> Provided data

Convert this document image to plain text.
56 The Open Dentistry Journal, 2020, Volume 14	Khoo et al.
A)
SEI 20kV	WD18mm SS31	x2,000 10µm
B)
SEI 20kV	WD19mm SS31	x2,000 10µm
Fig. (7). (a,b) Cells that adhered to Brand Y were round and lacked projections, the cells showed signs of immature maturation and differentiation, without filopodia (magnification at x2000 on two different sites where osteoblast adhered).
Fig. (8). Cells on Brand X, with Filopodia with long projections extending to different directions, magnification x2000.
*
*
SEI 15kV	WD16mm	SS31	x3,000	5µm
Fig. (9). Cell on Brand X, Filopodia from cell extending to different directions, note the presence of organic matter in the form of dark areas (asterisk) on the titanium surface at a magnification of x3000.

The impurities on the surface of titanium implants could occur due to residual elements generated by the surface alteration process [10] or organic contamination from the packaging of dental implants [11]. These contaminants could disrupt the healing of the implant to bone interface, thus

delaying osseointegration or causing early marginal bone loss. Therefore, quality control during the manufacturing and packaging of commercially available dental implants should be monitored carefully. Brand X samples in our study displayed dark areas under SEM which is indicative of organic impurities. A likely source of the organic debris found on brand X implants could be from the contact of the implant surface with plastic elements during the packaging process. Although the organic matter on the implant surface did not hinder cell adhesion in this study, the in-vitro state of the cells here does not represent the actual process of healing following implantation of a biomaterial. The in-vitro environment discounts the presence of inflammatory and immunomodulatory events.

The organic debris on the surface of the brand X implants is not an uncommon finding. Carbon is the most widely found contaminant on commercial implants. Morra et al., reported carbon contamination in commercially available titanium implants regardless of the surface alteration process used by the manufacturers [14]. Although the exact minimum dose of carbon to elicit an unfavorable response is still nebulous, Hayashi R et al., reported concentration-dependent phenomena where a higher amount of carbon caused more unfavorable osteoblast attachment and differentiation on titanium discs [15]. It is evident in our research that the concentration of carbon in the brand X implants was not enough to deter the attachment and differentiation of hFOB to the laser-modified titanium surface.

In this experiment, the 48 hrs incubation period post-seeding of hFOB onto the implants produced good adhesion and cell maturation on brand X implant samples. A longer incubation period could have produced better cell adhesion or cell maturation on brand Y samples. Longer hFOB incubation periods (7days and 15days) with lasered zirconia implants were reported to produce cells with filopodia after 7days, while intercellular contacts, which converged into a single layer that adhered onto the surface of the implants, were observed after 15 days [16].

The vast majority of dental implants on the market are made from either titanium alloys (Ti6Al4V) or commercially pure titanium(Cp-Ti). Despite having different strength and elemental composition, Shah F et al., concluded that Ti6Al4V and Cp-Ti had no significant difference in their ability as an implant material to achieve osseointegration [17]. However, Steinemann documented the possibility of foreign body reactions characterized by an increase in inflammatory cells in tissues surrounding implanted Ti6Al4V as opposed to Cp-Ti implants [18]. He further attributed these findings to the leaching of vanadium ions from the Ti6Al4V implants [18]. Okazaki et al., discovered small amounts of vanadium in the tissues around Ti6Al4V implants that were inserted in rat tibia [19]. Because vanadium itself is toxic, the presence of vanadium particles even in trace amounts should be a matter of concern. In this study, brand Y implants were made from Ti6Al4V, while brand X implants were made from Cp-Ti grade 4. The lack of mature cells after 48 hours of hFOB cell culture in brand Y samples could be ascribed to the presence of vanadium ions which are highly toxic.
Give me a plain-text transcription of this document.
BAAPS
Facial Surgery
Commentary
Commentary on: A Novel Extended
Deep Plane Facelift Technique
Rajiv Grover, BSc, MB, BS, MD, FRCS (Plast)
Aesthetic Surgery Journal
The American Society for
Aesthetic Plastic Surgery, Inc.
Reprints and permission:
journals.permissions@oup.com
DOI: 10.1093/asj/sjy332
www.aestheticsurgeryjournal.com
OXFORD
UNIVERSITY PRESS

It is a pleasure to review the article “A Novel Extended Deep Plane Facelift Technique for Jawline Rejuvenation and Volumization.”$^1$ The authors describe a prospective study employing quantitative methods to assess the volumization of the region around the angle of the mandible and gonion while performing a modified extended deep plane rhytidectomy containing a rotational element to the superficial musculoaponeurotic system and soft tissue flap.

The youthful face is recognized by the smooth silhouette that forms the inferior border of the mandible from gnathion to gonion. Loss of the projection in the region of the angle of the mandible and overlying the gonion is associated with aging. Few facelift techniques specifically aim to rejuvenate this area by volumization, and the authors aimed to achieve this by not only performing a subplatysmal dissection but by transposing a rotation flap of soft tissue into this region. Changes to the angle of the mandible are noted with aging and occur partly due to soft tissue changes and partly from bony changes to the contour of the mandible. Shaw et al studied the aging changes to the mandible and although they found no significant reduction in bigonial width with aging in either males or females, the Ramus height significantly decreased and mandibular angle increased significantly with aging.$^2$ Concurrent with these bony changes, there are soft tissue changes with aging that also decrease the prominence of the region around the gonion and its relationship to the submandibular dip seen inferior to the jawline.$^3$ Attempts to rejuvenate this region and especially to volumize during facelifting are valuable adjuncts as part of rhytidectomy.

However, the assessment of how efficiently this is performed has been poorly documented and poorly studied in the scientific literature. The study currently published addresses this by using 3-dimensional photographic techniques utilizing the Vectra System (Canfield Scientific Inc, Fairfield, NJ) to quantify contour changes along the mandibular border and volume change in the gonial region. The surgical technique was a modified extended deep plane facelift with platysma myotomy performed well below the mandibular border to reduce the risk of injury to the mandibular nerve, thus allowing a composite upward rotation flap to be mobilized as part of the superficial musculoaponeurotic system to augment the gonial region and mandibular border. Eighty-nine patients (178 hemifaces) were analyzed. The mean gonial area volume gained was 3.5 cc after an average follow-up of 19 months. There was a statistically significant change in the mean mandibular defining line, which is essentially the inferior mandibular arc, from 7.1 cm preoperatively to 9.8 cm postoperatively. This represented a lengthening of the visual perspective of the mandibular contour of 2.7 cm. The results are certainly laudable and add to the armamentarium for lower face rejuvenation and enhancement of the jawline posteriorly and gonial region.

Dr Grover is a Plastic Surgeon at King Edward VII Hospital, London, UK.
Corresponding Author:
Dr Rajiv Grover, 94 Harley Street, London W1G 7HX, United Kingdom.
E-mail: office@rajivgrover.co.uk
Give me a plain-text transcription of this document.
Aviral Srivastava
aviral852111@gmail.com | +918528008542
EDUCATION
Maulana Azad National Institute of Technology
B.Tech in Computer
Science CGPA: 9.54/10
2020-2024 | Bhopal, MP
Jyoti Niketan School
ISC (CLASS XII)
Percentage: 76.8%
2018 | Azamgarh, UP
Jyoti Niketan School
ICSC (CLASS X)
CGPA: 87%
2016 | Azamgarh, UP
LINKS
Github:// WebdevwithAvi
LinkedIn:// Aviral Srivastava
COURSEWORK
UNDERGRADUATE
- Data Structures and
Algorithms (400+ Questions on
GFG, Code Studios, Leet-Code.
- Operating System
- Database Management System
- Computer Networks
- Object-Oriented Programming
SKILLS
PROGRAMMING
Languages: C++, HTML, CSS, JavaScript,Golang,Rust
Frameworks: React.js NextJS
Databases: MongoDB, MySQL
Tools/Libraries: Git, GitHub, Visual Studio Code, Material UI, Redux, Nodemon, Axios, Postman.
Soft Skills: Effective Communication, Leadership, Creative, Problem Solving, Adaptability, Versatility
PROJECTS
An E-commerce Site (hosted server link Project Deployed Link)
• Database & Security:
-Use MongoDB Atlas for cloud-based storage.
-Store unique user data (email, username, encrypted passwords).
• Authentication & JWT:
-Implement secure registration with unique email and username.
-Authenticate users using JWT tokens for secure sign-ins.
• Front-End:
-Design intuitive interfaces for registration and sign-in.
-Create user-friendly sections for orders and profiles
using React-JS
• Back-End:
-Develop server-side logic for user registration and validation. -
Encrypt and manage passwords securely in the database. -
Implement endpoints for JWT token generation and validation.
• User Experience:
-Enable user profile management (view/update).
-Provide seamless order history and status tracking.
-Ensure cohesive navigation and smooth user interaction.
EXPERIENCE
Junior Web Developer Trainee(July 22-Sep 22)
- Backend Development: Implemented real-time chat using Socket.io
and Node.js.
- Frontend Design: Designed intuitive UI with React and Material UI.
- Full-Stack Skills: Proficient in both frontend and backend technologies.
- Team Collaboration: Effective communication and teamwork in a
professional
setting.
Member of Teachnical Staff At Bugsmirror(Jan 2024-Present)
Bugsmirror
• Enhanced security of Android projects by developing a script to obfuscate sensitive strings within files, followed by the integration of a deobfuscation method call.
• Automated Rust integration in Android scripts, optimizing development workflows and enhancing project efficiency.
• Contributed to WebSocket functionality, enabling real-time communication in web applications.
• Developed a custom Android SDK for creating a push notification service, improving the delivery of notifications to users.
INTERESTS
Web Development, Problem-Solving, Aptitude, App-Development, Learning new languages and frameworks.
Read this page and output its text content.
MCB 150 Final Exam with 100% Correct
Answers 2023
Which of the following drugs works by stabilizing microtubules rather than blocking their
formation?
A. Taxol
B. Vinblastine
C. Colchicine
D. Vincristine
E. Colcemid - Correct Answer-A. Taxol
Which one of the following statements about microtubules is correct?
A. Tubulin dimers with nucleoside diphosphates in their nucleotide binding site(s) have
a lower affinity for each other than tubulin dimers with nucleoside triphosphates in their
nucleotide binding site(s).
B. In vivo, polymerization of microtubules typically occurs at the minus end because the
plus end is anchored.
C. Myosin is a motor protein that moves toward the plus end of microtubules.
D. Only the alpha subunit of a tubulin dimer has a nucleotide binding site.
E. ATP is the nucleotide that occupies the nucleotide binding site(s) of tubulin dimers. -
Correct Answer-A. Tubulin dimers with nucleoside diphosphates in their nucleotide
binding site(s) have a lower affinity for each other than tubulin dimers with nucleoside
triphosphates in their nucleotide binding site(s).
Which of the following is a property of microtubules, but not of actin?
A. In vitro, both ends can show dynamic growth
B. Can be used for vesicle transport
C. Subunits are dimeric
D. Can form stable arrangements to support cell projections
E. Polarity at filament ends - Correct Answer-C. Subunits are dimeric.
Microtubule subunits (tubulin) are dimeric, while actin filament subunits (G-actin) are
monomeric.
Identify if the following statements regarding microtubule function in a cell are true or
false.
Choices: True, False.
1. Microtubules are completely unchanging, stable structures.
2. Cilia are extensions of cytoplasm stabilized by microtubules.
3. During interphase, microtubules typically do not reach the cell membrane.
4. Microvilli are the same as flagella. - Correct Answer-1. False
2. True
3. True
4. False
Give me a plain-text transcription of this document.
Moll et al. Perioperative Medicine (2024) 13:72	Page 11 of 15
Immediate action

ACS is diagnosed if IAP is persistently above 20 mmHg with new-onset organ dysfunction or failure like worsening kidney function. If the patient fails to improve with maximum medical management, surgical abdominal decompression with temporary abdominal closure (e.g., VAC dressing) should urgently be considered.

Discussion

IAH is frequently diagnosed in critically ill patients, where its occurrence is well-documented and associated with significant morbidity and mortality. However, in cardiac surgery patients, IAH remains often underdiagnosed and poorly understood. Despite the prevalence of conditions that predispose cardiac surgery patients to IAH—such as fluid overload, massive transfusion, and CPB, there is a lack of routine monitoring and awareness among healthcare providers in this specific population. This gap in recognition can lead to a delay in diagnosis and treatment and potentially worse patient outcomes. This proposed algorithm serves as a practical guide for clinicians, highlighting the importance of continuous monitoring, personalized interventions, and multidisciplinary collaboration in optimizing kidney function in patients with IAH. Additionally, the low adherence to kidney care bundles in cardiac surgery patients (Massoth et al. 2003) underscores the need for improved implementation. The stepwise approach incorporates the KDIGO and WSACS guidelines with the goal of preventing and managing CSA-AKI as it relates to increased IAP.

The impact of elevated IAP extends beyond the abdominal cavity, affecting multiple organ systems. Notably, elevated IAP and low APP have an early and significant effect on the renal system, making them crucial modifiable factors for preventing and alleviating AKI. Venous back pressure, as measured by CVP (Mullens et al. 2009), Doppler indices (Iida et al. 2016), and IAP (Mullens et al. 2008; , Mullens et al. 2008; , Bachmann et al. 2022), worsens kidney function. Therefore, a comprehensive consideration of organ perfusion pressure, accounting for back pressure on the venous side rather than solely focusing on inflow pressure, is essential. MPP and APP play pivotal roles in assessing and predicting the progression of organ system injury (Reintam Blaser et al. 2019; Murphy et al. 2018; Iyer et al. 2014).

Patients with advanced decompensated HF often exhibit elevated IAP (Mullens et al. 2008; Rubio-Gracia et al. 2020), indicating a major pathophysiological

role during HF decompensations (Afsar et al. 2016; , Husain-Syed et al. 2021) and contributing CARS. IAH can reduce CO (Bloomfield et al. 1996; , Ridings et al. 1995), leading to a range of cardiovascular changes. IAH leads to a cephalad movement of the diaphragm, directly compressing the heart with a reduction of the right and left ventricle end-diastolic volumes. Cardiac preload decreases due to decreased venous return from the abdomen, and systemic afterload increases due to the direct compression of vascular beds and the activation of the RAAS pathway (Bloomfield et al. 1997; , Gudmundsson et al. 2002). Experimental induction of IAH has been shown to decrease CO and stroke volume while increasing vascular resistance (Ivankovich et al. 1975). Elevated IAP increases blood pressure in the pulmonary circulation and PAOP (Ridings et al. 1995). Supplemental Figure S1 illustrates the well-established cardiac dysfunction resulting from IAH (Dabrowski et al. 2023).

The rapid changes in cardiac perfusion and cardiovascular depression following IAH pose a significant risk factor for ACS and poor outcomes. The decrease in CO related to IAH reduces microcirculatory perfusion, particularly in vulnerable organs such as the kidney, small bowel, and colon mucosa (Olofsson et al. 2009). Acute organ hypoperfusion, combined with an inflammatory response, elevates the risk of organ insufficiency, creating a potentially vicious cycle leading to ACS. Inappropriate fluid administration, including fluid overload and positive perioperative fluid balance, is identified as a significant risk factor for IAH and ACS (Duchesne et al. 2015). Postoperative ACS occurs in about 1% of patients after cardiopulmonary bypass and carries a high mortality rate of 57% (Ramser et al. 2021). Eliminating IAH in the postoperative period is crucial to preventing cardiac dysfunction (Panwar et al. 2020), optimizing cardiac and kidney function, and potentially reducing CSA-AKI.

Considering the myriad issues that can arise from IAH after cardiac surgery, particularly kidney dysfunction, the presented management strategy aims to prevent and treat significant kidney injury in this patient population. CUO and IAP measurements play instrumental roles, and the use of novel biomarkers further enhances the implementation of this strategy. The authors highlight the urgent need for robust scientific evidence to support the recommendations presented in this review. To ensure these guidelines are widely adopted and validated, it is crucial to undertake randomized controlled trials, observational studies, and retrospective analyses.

> Exercise
All lines of the records containing "smooth" should be shown.

> The answer
The youthful face is recognized by the smooth silhouette that forms the inferior border of the mandible from gnathion to gonion. Loss of the projection in the region of the angle of the mandible and overlying the gonion is associated with aging. Few facelift techniques specifically aim to rejuvenate this area by volumization, and the authors aimed to achieve this by not only performing a subplatysmal dissection but by transposing a rotation flap of soft tissue into this region. Changes to the angle of the mandible are noted with aging and occur partly due to soft tissue changes and partly from bony changes to the contour of the mandible. Shaw et al studied the aging changes to the mandible and although they found no significant reduction in bigonial width with aging in either males or females, the Ramus height significantly decreased and mandibular angle increased significantly with aging.$^2$ Concurrent with these bony changes, there are soft tissue changes with aging that also decrease the prominence of the region around the gonion and its relationship to the submandibular dip seen inferior to the jawline.$^3$ Attempts to rejuvenate this region and especially to volumize during facelifting are valuable adjuncts as part of rhytidectomy.
-Ensure cohesive navigation and smooth user interaction.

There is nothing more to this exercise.